* start *

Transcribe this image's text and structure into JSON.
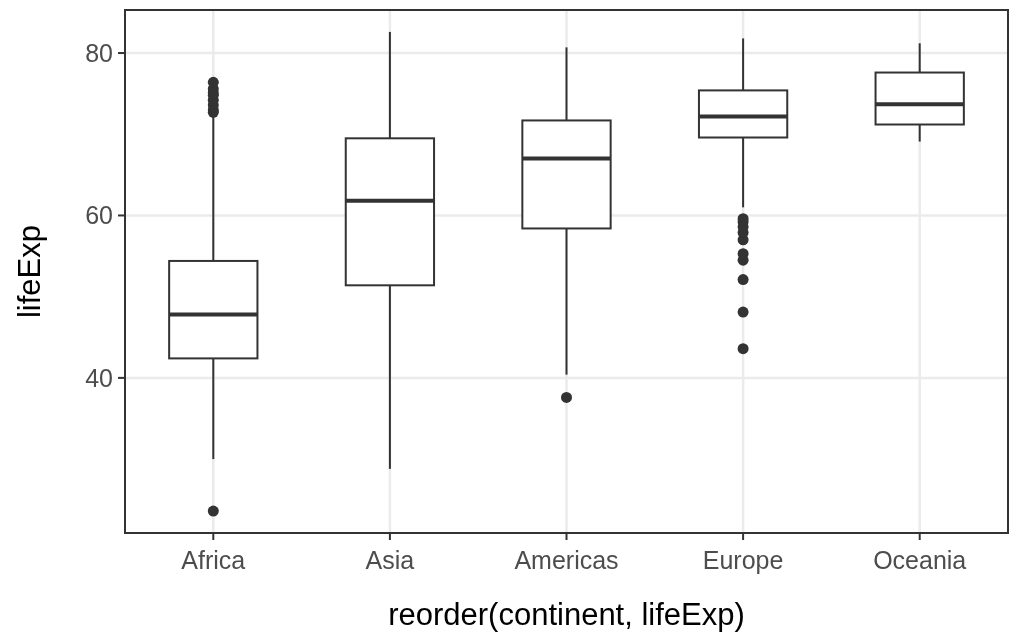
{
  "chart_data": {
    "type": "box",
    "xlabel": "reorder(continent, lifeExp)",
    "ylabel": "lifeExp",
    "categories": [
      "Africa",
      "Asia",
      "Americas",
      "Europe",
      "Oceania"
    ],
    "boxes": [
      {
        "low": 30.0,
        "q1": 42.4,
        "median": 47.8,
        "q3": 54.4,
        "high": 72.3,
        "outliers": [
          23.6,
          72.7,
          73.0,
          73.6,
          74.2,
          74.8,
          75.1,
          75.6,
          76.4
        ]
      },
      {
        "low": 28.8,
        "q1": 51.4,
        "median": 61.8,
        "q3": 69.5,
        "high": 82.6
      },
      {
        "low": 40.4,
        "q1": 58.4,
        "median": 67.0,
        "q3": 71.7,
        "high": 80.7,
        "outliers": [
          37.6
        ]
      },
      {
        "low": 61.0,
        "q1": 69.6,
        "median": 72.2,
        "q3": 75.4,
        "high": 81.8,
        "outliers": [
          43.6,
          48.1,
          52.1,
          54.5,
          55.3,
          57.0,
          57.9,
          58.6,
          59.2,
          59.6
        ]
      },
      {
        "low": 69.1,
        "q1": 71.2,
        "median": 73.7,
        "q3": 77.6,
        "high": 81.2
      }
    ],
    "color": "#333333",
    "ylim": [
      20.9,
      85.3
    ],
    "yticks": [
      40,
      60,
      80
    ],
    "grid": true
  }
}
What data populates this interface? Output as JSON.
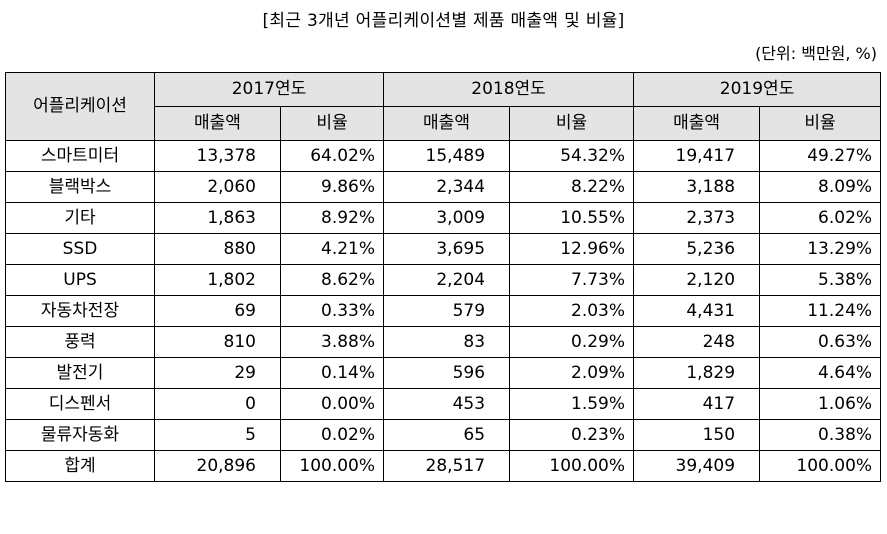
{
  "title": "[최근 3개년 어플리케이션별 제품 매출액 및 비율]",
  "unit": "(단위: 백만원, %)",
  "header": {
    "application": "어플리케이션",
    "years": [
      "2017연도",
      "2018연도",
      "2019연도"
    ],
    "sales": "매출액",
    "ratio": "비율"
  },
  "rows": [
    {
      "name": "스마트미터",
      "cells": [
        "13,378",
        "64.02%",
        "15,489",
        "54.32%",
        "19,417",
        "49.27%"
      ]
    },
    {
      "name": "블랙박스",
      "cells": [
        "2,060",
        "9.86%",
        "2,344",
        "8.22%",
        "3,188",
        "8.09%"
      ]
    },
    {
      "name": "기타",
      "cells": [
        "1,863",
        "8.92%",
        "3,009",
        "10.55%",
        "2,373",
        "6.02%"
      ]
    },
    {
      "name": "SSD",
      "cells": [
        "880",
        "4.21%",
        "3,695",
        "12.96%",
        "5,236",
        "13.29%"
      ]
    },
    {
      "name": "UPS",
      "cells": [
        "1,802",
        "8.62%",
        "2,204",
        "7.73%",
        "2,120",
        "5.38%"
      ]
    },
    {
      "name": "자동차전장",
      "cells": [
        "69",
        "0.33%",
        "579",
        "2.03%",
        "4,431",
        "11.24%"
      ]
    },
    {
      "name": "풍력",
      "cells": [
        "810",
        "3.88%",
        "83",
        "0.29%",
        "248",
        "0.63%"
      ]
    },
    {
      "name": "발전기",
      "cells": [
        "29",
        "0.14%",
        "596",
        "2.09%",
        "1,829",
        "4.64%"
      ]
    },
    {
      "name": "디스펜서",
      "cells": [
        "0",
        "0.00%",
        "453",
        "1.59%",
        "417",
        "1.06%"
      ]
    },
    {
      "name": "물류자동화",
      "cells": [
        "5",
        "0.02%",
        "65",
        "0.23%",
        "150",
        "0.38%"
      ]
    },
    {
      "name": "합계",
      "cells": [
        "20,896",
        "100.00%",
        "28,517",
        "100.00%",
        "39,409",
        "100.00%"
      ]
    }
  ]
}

* end *

• _Task statement_: Scan the entries above. Copy each line that has the string "high".

• _Task solution_:
        "high": 72.3,
        "high": 82.6
        "high": 80.7,
        "high": 81.8,
        "high": 81.2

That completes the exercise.